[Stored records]
•••••

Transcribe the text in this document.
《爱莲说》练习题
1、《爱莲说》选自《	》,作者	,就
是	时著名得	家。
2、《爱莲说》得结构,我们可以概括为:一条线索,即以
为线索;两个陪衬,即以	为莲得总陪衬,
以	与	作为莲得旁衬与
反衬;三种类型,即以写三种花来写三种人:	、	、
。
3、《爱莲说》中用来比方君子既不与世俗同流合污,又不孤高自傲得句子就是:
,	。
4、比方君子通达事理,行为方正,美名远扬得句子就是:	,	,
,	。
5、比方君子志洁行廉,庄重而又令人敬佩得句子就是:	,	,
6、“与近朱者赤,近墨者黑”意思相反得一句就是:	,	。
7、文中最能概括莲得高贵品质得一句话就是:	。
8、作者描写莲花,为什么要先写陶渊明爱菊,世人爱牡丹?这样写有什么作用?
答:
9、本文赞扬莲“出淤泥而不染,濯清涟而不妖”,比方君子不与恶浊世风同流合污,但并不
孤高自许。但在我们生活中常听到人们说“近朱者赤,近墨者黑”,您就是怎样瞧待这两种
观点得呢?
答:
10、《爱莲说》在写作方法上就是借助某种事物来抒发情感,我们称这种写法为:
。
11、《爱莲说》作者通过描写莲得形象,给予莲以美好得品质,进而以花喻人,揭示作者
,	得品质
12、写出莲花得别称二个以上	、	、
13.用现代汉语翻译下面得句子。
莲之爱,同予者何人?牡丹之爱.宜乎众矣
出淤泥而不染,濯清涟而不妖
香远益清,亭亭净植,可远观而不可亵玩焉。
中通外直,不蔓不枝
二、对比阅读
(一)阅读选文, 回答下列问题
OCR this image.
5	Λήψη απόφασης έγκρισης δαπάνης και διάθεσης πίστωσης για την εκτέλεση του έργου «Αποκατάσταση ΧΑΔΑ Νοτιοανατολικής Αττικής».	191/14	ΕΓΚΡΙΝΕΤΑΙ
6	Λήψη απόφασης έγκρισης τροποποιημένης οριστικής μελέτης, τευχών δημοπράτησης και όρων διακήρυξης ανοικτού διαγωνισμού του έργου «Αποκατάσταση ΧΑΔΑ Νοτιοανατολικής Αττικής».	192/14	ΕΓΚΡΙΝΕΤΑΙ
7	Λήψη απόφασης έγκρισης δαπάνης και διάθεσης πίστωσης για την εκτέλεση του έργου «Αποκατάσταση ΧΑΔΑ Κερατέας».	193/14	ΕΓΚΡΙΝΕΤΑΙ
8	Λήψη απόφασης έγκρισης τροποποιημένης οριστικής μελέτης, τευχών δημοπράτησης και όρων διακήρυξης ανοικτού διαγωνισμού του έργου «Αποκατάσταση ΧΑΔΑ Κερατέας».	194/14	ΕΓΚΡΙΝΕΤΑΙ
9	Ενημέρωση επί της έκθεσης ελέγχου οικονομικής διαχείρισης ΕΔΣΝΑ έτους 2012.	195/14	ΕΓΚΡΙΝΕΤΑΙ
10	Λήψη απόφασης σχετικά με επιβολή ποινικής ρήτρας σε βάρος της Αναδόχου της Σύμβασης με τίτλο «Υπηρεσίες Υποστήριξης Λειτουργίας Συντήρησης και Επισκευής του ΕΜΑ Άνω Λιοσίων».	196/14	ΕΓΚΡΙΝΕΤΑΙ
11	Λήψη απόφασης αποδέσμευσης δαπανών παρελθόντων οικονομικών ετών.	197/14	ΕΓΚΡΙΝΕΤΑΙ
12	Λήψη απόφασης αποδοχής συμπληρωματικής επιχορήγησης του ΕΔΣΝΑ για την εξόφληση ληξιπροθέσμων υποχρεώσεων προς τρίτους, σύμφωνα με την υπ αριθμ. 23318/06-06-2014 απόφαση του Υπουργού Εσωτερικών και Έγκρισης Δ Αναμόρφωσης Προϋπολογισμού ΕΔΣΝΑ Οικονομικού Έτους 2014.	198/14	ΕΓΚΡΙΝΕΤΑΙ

•••••

• _What is asked_
Quote all the records. Keep every word exact.

• _Exercise answer_
Transcribe the text in this document.
《爱莲说》练习题
1、《爱莲说》选自《	》,作者	,就
是	时著名得	家。
2、《爱莲说》得结构,我们可以概括为:一条线索,即以
为线索;两个陪衬,即以	为莲得总陪衬,
以	与	作为莲得旁衬与
反衬;三种类型,即以写三种花来写三种人:	、	、
。
3、《爱莲说》中用来比方君子既不与世俗同流合污,又不孤高自傲得句子就是:
,	。
4、比方君子通达事理,行为方正,美名远扬得句子就是:	,	,
,	。
5、比方君子志洁行廉,庄重而又令人敬佩得句子就是:	,	,
6、“与近朱者赤,近墨者黑”意思相反得一句就是:	,	。
7、文中最能概括莲得高贵品质得一句话就是:	。
8、作者描写莲花,为什么要先写陶渊明爱菊,世人爱牡丹?这样写有什么作用?
答:
9、本文赞扬莲“出淤泥而不染,濯清涟而不妖”,比方君子不与恶浊世风同流合污,但并不
孤高自许。但在我们生活中常听到人们说“近朱者赤,近墨者黑”,您就是怎样瞧待这两种
观点得呢?
答:
10、《爱莲说》在写作方法上就是借助某种事物来抒发情感,我们称这种写法为:
。
11、《爱莲说》作者通过描写莲得形象,给予莲以美好得品质,进而以花喻人,揭示作者
,	得品质
12、写出莲花得别称二个以上	、	、
13.用现代汉语翻译下面得句子。
莲之爱,同予者何人?牡丹之爱.宜乎众矣
出淤泥而不染,濯清涟而不妖
香远益清,亭亭净植,可远观而不可亵玩焉。
中通外直,不蔓不枝
二、对比阅读
(一)阅读选文, 回答下列问题
OCR this image.
5	Λήψη απόφασης έγκρισης δαπάνης και διάθεσης πίστωσης για την εκτέλεση του έργου «Αποκατάσταση ΧΑΔΑ Νοτιοανατολικής Αττικής».	191/14	ΕΓΚΡΙΝΕΤΑΙ
6	Λήψη απόφασης έγκρισης τροποποιημένης οριστικής μελέτης, τευχών δημοπράτησης και όρων διακήρυξης ανοικτού διαγωνισμού του έργου «Αποκατάσταση ΧΑΔΑ Νοτιοανατολικής Αττικής».	192/14	ΕΓΚΡΙΝΕΤΑΙ
7	Λήψη απόφασης έγκρισης δαπάνης και διάθεσης πίστωσης για την εκτέλεση του έργου «Αποκατάσταση ΧΑΔΑ Κερατέας».	193/14	ΕΓΚΡΙΝΕΤΑΙ
8	Λήψη απόφασης έγκρισης τροποποιημένης οριστικής μελέτης, τευχών δημοπράτησης και όρων διακήρυξης ανοικτού διαγωνισμού του έργου «Αποκατάσταση ΧΑΔΑ Κερατέας».	194/14	ΕΓΚΡΙΝΕΤΑΙ
9	Ενημέρωση επί της έκθεσης ελέγχου οικονομικής διαχείρισης ΕΔΣΝΑ έτους 2012.	195/14	ΕΓΚΡΙΝΕΤΑΙ
10	Λήψη απόφασης σχετικά με επιβολή ποινικής ρήτρας σε βάρος της Αναδόχου της Σύμβασης με τίτλο «Υπηρεσίες Υποστήριξης Λειτουργίας Συντήρησης και Επισκευής του ΕΜΑ Άνω Λιοσίων».	196/14	ΕΓΚΡΙΝΕΤΑΙ
11	Λήψη απόφασης αποδέσμευσης δαπανών παρελθόντων οικονομικών ετών.	197/14	ΕΓΚΡΙΝΕΤΑΙ
12	Λήψη απόφασης αποδοχής συμπληρωματικής επιχορήγησης του ΕΔΣΝΑ για την εξόφληση ληξιπροθέσμων υποχρεώσεων προς τρίτους, σύμφωνα με την υπ αριθμ. 23318/06-06-2014 απόφαση του Υπουργού Εσωτερικών και Έγκρισης Δ Αναμόρφωσης Προϋπολογισμού ΕΔΣΝΑ Οικονομικού Έτους 2014.	198/14	ΕΓΚΡΙΝΕΤΑΙ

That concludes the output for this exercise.